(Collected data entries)
— START —

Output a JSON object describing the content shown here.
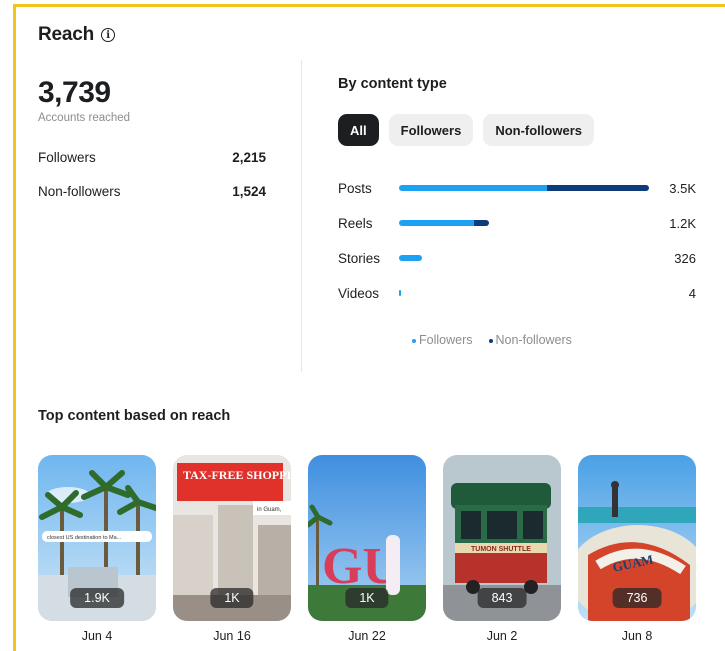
{
  "title": "Reach",
  "summary": {
    "total": "3,739",
    "total_label": "Accounts reached"
  },
  "breakdown": [
    {
      "label": "Followers",
      "value": "2,215"
    },
    {
      "label": "Non-followers",
      "value": "1,524"
    }
  ],
  "content_type": {
    "title": "By content type",
    "filters": [
      "All",
      "Followers",
      "Non-followers"
    ],
    "active_filter": "All",
    "rows": [
      {
        "label": "Posts",
        "value": "3.5K",
        "followers_fraction": 0.59,
        "nonfollowers_fraction": 0.41
      },
      {
        "label": "Reels",
        "value": "1.2K",
        "followers_fraction": 0.3,
        "nonfollowers_fraction": 0.06
      },
      {
        "label": "Stories",
        "value": "326",
        "followers_fraction": 0.09,
        "nonfollowers_fraction": 0.0
      },
      {
        "label": "Videos",
        "value": "4",
        "followers_fraction": 0.005,
        "nonfollowers_fraction": 0.0
      }
    ],
    "legend": [
      "Followers",
      "Non-followers"
    ],
    "colors": {
      "followers": "#1da1f2",
      "nonfollowers": "#0e3c78"
    }
  },
  "top_content": {
    "title": "Top content based on reach",
    "items": [
      {
        "count": "1.9K",
        "date": "Jun 4",
        "thumb_text": "closest US destination to Ma..."
      },
      {
        "count": "1K",
        "date": "Jun 16",
        "thumb_text": "TAX-FREE SHOPPING",
        "thumb_sub": "in Guam,"
      },
      {
        "count": "1K",
        "date": "Jun 22",
        "thumb_text": "GU"
      },
      {
        "count": "843",
        "date": "Jun 2",
        "thumb_text": "TUMON SHUTTLE"
      },
      {
        "count": "736",
        "date": "Jun 8",
        "thumb_text": "GUAM"
      }
    ]
  }
}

— END —

#### What you need to do
Write out again every line above exactly as given; the pictures do not belong in the copy.

#### Solved exercise
Output a JSON object describing the content shown here.
{
  "title": "Reach",
  "summary": {
    "total": "3,739",
    "total_label": "Accounts reached"
  },
  "breakdown": [
    {
      "label": "Followers",
      "value": "2,215"
    },
    {
      "label": "Non-followers",
      "value": "1,524"
    }
  ],
  "content_type": {
    "title": "By content type",
    "filters": [
      "All",
      "Followers",
      "Non-followers"
    ],
    "active_filter": "All",
    "rows": [
      {
        "label": "Posts",
        "value": "3.5K",
        "followers_fraction": 0.59,
        "nonfollowers_fraction": 0.41
      },
      {
        "label": "Reels",
        "value": "1.2K",
        "followers_fraction": 0.3,
        "nonfollowers_fraction": 0.06
      },
      {
        "label": "Stories",
        "value": "326",
        "followers_fraction": 0.09,
        "nonfollowers_fraction": 0.0
      },
      {
        "label": "Videos",
        "value": "4",
        "followers_fraction": 0.005,
        "nonfollowers_fraction": 0.0
      }
    ],
    "legend": [
      "Followers",
      "Non-followers"
    ],
    "colors": {
      "followers": "#1da1f2",
      "nonfollowers": "#0e3c78"
    }
  },
  "top_content": {
    "title": "Top content based on reach",
    "items": [
      {
        "count": "1.9K",
        "date": "Jun 4",
        "thumb_text": "closest US destination to Ma..."
      },
      {
        "count": "1K",
        "date": "Jun 16",
        "thumb_text": "TAX-FREE SHOPPING",
        "thumb_sub": "in Guam,"
      },
      {
        "count": "1K",
        "date": "Jun 22",
        "thumb_text": "GU"
      },
      {
        "count": "843",
        "date": "Jun 2",
        "thumb_text": "TUMON SHUTTLE"
      },
      {
        "count": "736",
        "date": "Jun 8",
        "thumb_text": "GUAM"
      }
    ]
  }
}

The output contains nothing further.